[Selected extract start]

In this article
- What SI 1525 Is and Who It Applies To
- The Three Pillars of the Standard
- The Systems Under Responsibility — What the Plan Includes
- Key Frequencies — An Orientation Table
- What Happens in the Field — Findings from My Experience
- How to Build a Compliance Plan — Five Steps
- SI 1525 Versus the Specific Statutory Requirements
- What the Risk of Non-Compliance Is
- Frequently asked questions
Most office-building owners are familiar with the term "preventive maintenance," but few know that there is an orderly Israeli standard that defines what needs to be maintained, at what frequency, and how to document it — Israeli Standard (SI) 1525. Complying with it is not just a matter of ticking a box; it is the foundation for preserving the asset's value, for insurance protection, and for avoiding personal liability. As a working building manager, I have seen how properties without a documented maintenance framework end up facing a fire inspection or an insurance claim — and only then do they realize how costly the wrong kind of saving really was.
What SI 1525 Is and Who It Applies To
Israeli Standard (SI) 1525 deals with the maintenance of buildings and their systems throughout the building's life cycle. It defines a framework for planned preventive maintenance — as opposed to "breakdown maintenance" that reacts to failures after the fact. The standard is relevant to office buildings, business centers, commercial structures and rental properties, and it serves as a professional benchmark referenced by management contracts, insurance policies and engineering opinions.

[Selected extract end]
[Data start]

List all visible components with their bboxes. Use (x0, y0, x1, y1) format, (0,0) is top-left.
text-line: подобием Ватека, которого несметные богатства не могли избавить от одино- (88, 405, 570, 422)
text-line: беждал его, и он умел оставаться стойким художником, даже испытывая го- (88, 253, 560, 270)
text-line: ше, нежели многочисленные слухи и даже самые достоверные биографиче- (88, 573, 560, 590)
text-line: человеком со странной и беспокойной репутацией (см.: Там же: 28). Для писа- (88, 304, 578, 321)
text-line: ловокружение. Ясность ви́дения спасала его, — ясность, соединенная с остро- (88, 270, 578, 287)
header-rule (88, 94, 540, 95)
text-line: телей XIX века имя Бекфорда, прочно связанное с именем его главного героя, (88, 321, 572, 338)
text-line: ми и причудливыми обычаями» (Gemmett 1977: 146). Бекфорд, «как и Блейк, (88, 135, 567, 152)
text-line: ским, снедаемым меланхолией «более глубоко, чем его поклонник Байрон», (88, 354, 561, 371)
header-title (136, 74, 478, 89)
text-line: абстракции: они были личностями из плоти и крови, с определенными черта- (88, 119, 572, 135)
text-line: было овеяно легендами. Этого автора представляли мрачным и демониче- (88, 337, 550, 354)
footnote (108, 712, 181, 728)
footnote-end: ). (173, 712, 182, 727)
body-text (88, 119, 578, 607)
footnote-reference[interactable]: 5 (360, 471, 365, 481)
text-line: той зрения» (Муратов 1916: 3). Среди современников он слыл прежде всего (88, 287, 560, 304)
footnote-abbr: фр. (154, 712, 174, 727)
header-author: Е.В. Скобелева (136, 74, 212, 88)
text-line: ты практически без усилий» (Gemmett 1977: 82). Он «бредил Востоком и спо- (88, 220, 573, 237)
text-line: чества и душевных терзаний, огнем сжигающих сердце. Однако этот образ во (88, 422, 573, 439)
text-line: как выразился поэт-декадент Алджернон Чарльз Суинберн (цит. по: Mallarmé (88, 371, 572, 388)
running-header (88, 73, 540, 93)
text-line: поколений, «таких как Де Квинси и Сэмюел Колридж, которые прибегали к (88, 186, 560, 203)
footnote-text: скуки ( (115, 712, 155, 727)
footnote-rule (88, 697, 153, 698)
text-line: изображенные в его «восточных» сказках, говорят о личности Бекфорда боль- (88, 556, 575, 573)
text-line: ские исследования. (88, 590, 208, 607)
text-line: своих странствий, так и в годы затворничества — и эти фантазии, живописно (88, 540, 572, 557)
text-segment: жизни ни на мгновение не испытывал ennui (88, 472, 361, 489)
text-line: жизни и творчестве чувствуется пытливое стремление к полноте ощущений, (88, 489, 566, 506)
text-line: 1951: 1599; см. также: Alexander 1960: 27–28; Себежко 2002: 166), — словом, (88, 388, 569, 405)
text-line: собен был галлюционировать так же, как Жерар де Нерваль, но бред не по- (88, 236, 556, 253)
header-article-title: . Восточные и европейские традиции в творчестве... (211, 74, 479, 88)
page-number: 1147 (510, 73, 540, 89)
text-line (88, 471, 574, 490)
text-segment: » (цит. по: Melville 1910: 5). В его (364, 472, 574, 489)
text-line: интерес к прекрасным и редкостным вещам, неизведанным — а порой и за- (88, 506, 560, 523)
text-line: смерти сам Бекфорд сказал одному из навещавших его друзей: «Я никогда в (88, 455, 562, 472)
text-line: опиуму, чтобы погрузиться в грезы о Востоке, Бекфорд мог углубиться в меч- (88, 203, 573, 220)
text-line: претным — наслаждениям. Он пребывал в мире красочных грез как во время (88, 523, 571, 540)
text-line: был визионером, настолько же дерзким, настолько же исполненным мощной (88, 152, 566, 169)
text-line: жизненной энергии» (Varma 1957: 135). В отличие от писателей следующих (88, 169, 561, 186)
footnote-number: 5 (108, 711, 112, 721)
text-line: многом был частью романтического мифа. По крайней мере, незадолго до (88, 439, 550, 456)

[Data end]

### Problem requirements
Reproduce the SI 1525 building-maintenance article word for word, from its heading list through the end.

### Answer to the task
In this article
- What SI 1525 Is and Who It Applies To
- The Three Pillars of the Standard
- The Systems Under Responsibility — What the Plan Includes
- Key Frequencies — An Orientation Table
- What Happens in the Field — Findings from My Experience
- How to Build a Compliance Plan — Five Steps
- SI 1525 Versus the Specific Statutory Requirements
- What the Risk of Non-Compliance Is
- Frequently asked questions
Most office-building owners are familiar with the term "preventive maintenance," but few know that there is an orderly Israeli standard that defines what needs to be maintained, at what frequency, and how to document it — Israeli Standard (SI) 1525. Complying with it is not just a matter of ticking a box; it is the foundation for preserving the asset's value, for insurance protection, and for avoiding personal liability. As a working building manager, I have seen how properties without a documented maintenance framework end up facing a fire inspection or an insurance claim — and only then do they realize how costly the wrong kind of saving really was.
What SI 1525 Is and Who It Applies To
Israeli Standard (SI) 1525 deals with the maintenance of buildings and their systems throughout the building's life cycle. It defines a framework for planned preventive maintenance — as opposed to "breakdown maintenance" that reacts to failures after the fact. The standard is relevant to office buildings, business centers, commercial structures and rental properties, and it serves as a professional benchmark referenced by management contracts, insurance policies and engineering opinions.